**Exercise description:**
Go over the entries below line by line, copying each one that contains the word "page".

**Extracted data entries:**
::::::::
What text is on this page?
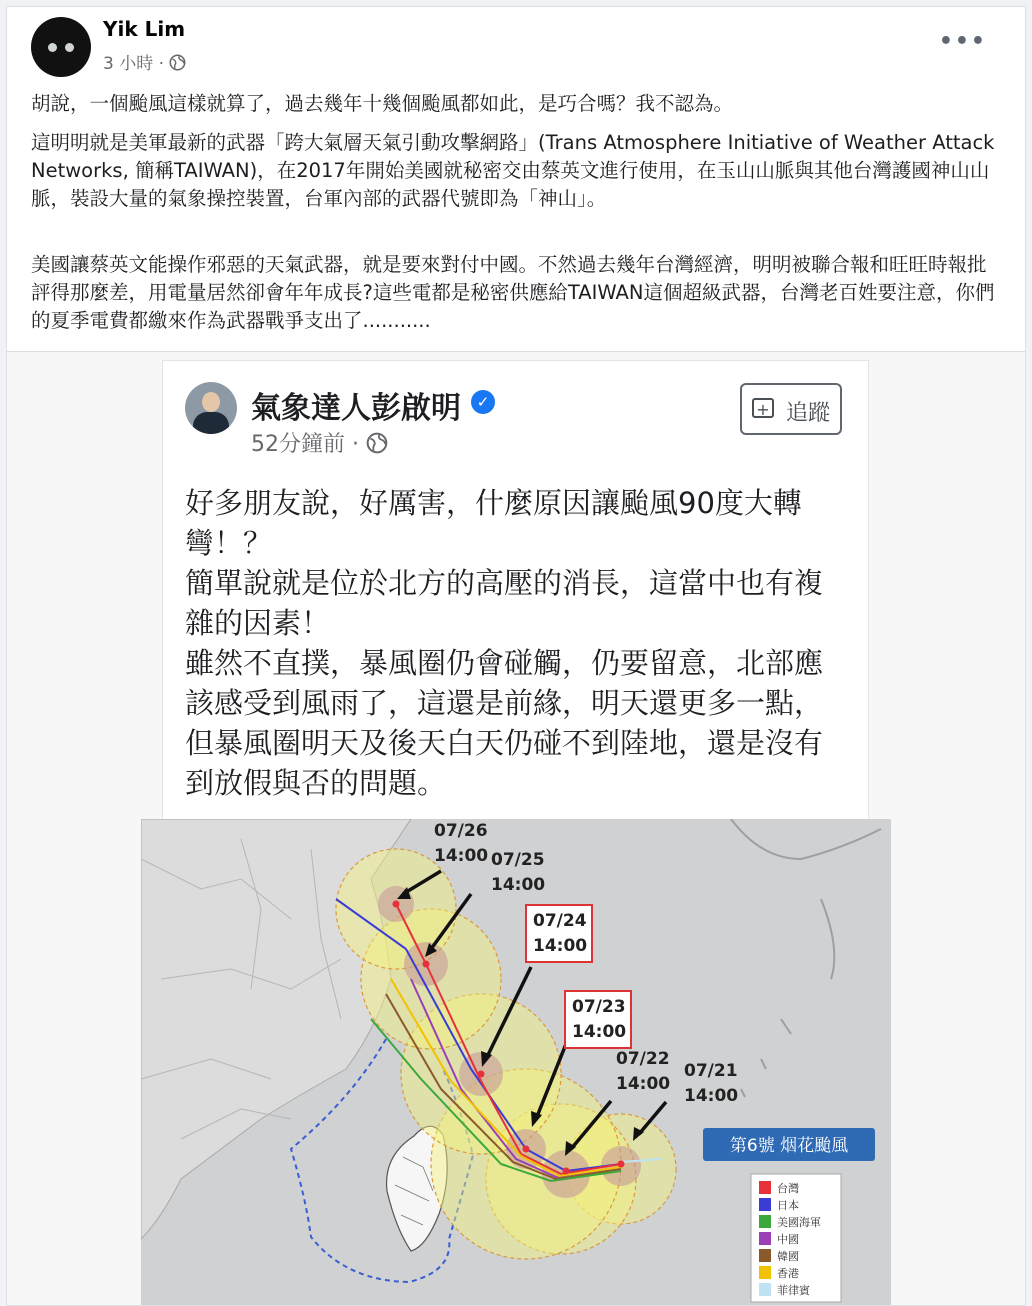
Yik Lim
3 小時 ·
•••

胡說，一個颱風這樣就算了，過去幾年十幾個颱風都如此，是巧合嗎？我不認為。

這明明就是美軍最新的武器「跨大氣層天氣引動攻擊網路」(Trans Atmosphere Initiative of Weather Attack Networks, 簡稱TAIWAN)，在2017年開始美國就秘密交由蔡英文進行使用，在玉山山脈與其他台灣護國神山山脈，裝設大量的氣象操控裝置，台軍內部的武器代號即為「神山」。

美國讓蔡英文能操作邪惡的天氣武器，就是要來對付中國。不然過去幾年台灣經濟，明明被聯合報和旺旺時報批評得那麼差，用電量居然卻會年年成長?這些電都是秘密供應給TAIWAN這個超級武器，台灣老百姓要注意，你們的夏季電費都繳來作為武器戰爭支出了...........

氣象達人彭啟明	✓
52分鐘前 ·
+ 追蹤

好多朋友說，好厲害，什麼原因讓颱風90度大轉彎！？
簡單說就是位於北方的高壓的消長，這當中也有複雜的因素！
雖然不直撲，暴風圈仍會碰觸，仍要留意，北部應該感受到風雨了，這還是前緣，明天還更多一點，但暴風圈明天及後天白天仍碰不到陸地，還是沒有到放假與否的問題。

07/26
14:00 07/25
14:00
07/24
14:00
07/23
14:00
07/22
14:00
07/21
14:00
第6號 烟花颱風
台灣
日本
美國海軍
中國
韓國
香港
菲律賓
::::::::
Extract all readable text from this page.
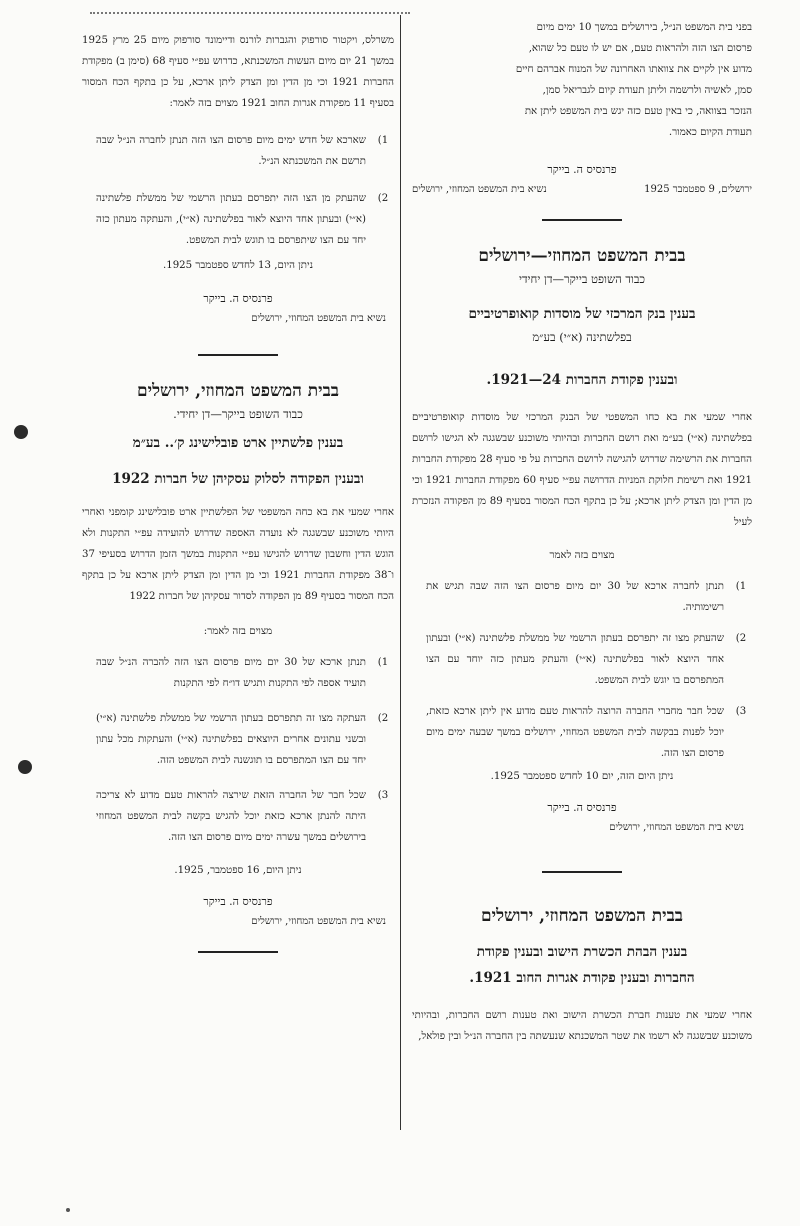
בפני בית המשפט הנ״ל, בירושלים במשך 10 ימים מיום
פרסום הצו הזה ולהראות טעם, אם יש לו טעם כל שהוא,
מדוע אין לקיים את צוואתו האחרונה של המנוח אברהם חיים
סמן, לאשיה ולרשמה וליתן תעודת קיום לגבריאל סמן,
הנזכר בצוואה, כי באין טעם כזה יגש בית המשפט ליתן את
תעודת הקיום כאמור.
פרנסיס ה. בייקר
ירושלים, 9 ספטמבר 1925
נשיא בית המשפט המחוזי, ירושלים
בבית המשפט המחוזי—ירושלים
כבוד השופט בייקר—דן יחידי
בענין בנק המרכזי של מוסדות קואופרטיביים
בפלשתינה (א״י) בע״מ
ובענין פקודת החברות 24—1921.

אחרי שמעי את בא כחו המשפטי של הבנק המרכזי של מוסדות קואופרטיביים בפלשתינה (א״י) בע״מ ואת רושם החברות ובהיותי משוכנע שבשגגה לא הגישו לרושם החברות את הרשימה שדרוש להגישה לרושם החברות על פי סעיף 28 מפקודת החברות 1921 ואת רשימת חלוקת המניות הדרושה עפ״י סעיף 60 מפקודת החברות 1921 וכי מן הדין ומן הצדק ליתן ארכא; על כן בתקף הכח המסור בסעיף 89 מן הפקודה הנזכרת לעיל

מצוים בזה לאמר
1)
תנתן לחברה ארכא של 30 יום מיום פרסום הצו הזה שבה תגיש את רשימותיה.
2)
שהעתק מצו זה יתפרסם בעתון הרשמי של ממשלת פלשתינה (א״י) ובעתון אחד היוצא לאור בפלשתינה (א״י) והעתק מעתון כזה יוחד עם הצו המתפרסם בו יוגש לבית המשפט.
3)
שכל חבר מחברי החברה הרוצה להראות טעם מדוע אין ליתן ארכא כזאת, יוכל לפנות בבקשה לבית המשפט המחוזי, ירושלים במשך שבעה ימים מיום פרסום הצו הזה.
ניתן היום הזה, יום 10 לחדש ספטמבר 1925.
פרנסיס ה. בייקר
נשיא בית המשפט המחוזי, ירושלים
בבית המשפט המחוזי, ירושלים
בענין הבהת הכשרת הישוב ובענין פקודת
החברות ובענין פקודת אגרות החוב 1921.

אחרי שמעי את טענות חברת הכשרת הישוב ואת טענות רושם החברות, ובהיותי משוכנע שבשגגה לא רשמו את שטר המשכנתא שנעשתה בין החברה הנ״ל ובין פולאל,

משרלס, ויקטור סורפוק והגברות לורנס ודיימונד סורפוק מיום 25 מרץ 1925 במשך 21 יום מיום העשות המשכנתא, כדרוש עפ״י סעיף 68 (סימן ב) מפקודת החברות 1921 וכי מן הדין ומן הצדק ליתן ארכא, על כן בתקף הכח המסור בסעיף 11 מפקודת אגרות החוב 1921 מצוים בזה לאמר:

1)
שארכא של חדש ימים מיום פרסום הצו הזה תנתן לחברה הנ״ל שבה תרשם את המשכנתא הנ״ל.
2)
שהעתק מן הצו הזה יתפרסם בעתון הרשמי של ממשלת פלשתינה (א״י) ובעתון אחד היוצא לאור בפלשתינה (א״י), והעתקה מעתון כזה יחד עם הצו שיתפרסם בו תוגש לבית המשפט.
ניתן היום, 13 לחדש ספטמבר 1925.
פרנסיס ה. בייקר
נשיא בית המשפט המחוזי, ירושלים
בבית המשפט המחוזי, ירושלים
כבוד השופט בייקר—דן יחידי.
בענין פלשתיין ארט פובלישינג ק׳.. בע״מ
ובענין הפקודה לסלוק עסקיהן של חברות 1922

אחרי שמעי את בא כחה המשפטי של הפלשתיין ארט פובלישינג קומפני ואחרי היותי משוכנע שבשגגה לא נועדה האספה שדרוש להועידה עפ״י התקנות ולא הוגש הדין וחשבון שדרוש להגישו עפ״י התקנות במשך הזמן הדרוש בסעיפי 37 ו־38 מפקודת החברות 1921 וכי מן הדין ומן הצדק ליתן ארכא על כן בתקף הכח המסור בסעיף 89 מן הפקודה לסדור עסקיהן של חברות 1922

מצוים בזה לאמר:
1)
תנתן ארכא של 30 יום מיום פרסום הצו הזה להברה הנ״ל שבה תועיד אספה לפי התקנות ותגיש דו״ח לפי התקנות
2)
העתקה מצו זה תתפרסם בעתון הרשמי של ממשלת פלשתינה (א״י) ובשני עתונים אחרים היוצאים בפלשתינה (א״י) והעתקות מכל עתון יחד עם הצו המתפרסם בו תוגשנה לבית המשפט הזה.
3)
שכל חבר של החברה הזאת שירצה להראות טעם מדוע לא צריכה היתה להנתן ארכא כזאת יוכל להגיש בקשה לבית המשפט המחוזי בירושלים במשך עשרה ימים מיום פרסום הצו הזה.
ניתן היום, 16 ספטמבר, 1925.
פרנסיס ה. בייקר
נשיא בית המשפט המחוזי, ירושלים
::::::::
**Output of the exercise:**
What text is on this page?
Extract all readable text from this page.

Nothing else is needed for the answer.